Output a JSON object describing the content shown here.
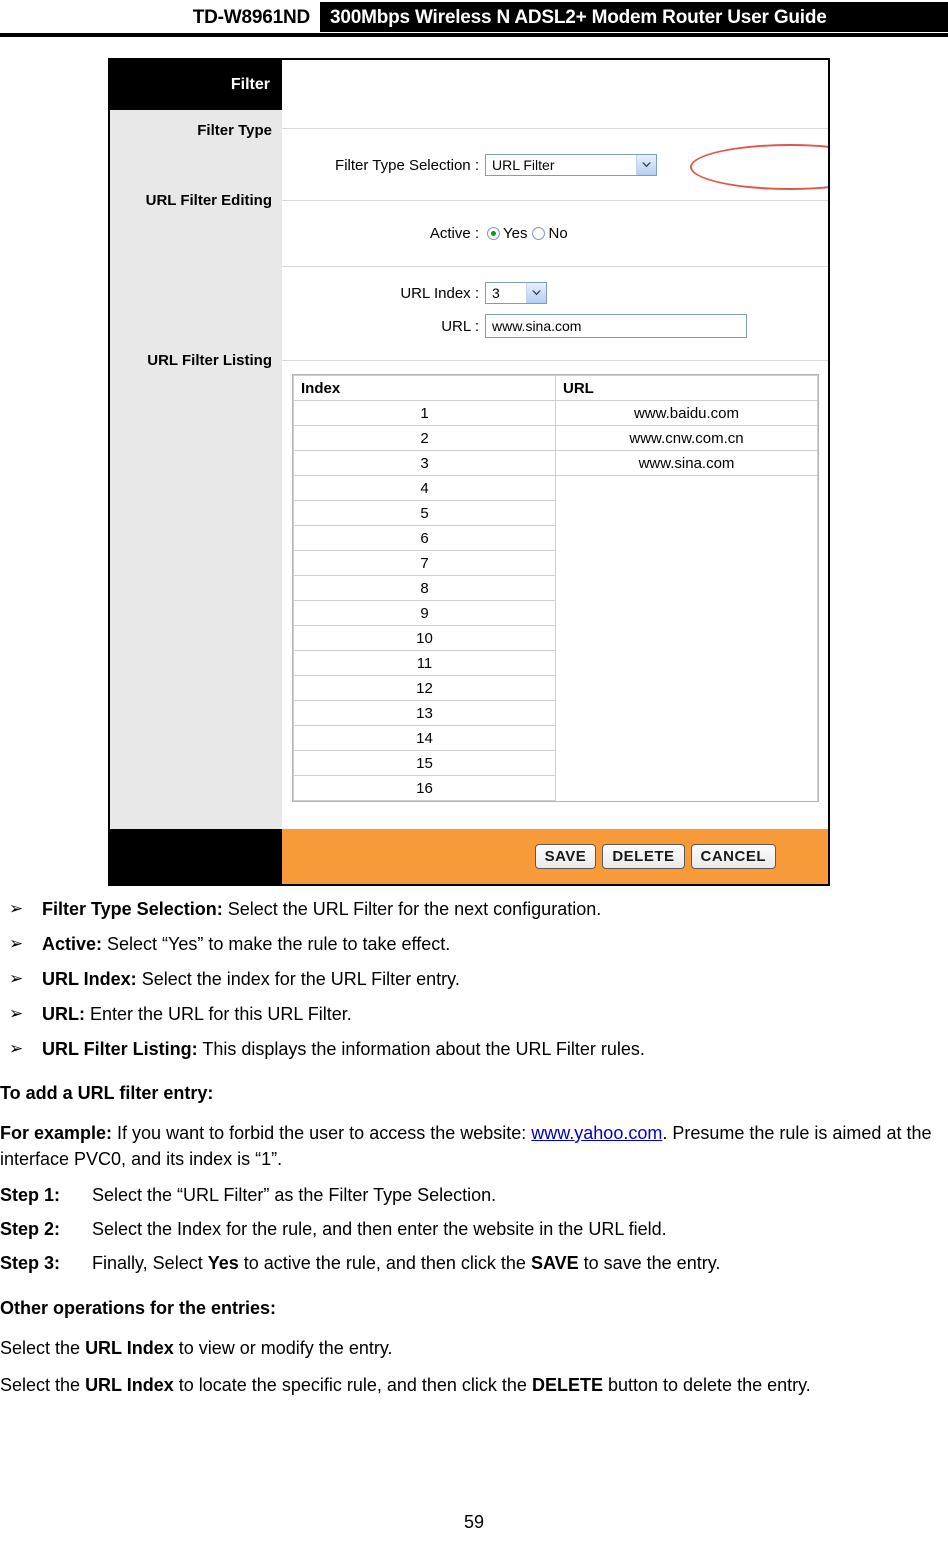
{
  "header": {
    "model": "TD-W8961ND",
    "title": "300Mbps Wireless N ADSL2+ Modem Router User Guide"
  },
  "screenshot": {
    "panel_title": "Filter",
    "sidebar_sections": [
      {
        "label": "Filter Type"
      },
      {
        "label": "URL Filter Editing"
      },
      {
        "label": "URL Filter Listing"
      }
    ],
    "fields": {
      "filter_type_label": "Filter Type Selection :",
      "filter_type_value": "URL Filter",
      "active_label": "Active :",
      "active_yes": "Yes",
      "active_no": "No",
      "active_selected": "Yes",
      "url_index_label": "URL Index :",
      "url_index_value": "3",
      "url_label": "URL :",
      "url_value": "www.sina.com"
    },
    "listing": {
      "columns": [
        "Index",
        "URL"
      ],
      "rows": [
        {
          "index": "1",
          "url": "www.baidu.com"
        },
        {
          "index": "2",
          "url": "www.cnw.com.cn"
        },
        {
          "index": "3",
          "url": "www.sina.com"
        },
        {
          "index": "4",
          "url": ""
        },
        {
          "index": "5",
          "url": ""
        },
        {
          "index": "6",
          "url": ""
        },
        {
          "index": "7",
          "url": ""
        },
        {
          "index": "8",
          "url": ""
        },
        {
          "index": "9",
          "url": ""
        },
        {
          "index": "10",
          "url": ""
        },
        {
          "index": "11",
          "url": ""
        },
        {
          "index": "12",
          "url": ""
        },
        {
          "index": "13",
          "url": ""
        },
        {
          "index": "14",
          "url": ""
        },
        {
          "index": "15",
          "url": ""
        },
        {
          "index": "16",
          "url": ""
        }
      ]
    },
    "buttons": {
      "save": "SAVE",
      "delete": "DELETE",
      "cancel": "CANCEL"
    },
    "colors": {
      "footer_accent": "#f79b3a",
      "header_bar": "#000000",
      "sidebar": "#e8e8e8",
      "highlight_ellipse": "#e4554d",
      "radio_selected": "#169416"
    }
  },
  "prose": {
    "bullet_marker": "➢",
    "bullets": [
      {
        "term": "Filter Type Selection:",
        "text": " Select the URL Filter for the next configuration."
      },
      {
        "term": "Active:",
        "text": " Select “Yes” to make the rule to take effect."
      },
      {
        "term": "URL Index:",
        "text": " Select the index for the URL Filter entry."
      },
      {
        "term": "URL:",
        "text": " Enter the URL for this URL Filter."
      },
      {
        "term": "URL Filter Listing:",
        "text": " This displays the information about the URL Filter rules."
      }
    ],
    "add_entry_heading": "To add a URL filter entry:",
    "example": {
      "term": "For example:",
      "text_before": " If you want to forbid the user to access the website: ",
      "link": "www.yahoo.com",
      "text_after": ". Presume the rule is aimed at the interface PVC0, and its index is “1”."
    },
    "steps": [
      {
        "label": "Step 1:",
        "pre": "Select the “URL Filter” as the Filter Type Selection.",
        "bold": "",
        "post": ""
      },
      {
        "label": "Step 2:",
        "pre": "Select the Index for the rule, and then enter the website in the URL field.",
        "bold": "",
        "post": ""
      },
      {
        "label": "Step 3:",
        "pre": "Finally, Select ",
        "bold": "Yes",
        "post": " to active the rule, and then click the "
      }
    ],
    "step3_bold2": "SAVE",
    "step3_tail": " to save the entry.",
    "other_ops_heading": "Other operations for the entries:",
    "other_ops": [
      {
        "pre": "Select the ",
        "bold": "URL Index",
        "post": " to view or modify the entry."
      },
      {
        "pre": "Select the ",
        "bold": "URL Index",
        "post": " to locate the specific rule, and then click the ",
        "bold2": "DELETE",
        "post2": " button to delete the entry."
      }
    ]
  },
  "page_number": "59"
}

═══

Your task — Take the records above and transcribe them exactly, dropping every picture.

Task answer —
Output a JSON object describing the content shown here.
{
  "header": {
    "model": "TD-W8961ND",
    "title": "300Mbps Wireless N ADSL2+ Modem Router User Guide"
  },
  "screenshot": {
    "panel_title": "Filter",
    "sidebar_sections": [
      {
        "label": "Filter Type"
      },
      {
        "label": "URL Filter Editing"
      },
      {
        "label": "URL Filter Listing"
      }
    ],
    "fields": {
      "filter_type_label": "Filter Type Selection :",
      "filter_type_value": "URL Filter",
      "active_label": "Active :",
      "active_yes": "Yes",
      "active_no": "No",
      "active_selected": "Yes",
      "url_index_label": "URL Index :",
      "url_index_value": "3",
      "url_label": "URL :",
      "url_value": "www.sina.com"
    },
    "listing": {
      "columns": [
        "Index",
        "URL"
      ],
      "rows": [
        {
          "index": "1",
          "url": "www.baidu.com"
        },
        {
          "index": "2",
          "url": "www.cnw.com.cn"
        },
        {
          "index": "3",
          "url": "www.sina.com"
        },
        {
          "index": "4",
          "url": ""
        },
        {
          "index": "5",
          "url": ""
        },
        {
          "index": "6",
          "url": ""
        },
        {
          "index": "7",
          "url": ""
        },
        {
          "index": "8",
          "url": ""
        },
        {
          "index": "9",
          "url": ""
        },
        {
          "index": "10",
          "url": ""
        },
        {
          "index": "11",
          "url": ""
        },
        {
          "index": "12",
          "url": ""
        },
        {
          "index": "13",
          "url": ""
        },
        {
          "index": "14",
          "url": ""
        },
        {
          "index": "15",
          "url": ""
        },
        {
          "index": "16",
          "url": ""
        }
      ]
    },
    "buttons": {
      "save": "SAVE",
      "delete": "DELETE",
      "cancel": "CANCEL"
    },
    "colors": {
      "footer_accent": "#f79b3a",
      "header_bar": "#000000",
      "sidebar": "#e8e8e8",
      "highlight_ellipse": "#e4554d",
      "radio_selected": "#169416"
    }
  },
  "prose": {
    "bullet_marker": "➢",
    "bullets": [
      {
        "term": "Filter Type Selection:",
        "text": " Select the URL Filter for the next configuration."
      },
      {
        "term": "Active:",
        "text": " Select “Yes” to make the rule to take effect."
      },
      {
        "term": "URL Index:",
        "text": " Select the index for the URL Filter entry."
      },
      {
        "term": "URL:",
        "text": " Enter the URL for this URL Filter."
      },
      {
        "term": "URL Filter Listing:",
        "text": " This displays the information about the URL Filter rules."
      }
    ],
    "add_entry_heading": "To add a URL filter entry:",
    "example": {
      "term": "For example:",
      "text_before": " If you want to forbid the user to access the website: ",
      "link": "www.yahoo.com",
      "text_after": ". Presume the rule is aimed at the interface PVC0, and its index is “1”."
    },
    "steps": [
      {
        "label": "Step 1:",
        "pre": "Select the “URL Filter” as the Filter Type Selection.",
        "bold": "",
        "post": ""
      },
      {
        "label": "Step 2:",
        "pre": "Select the Index for the rule, and then enter the website in the URL field.",
        "bold": "",
        "post": ""
      },
      {
        "label": "Step 3:",
        "pre": "Finally, Select ",
        "bold": "Yes",
        "post": " to active the rule, and then click the "
      }
    ],
    "step3_bold2": "SAVE",
    "step3_tail": " to save the entry.",
    "other_ops_heading": "Other operations for the entries:",
    "other_ops": [
      {
        "pre": "Select the ",
        "bold": "URL Index",
        "post": " to view or modify the entry."
      },
      {
        "pre": "Select the ",
        "bold": "URL Index",
        "post": " to locate the specific rule, and then click the ",
        "bold2": "DELETE",
        "post2": " button to delete the entry."
      }
    ]
  },
  "page_number": "59"
}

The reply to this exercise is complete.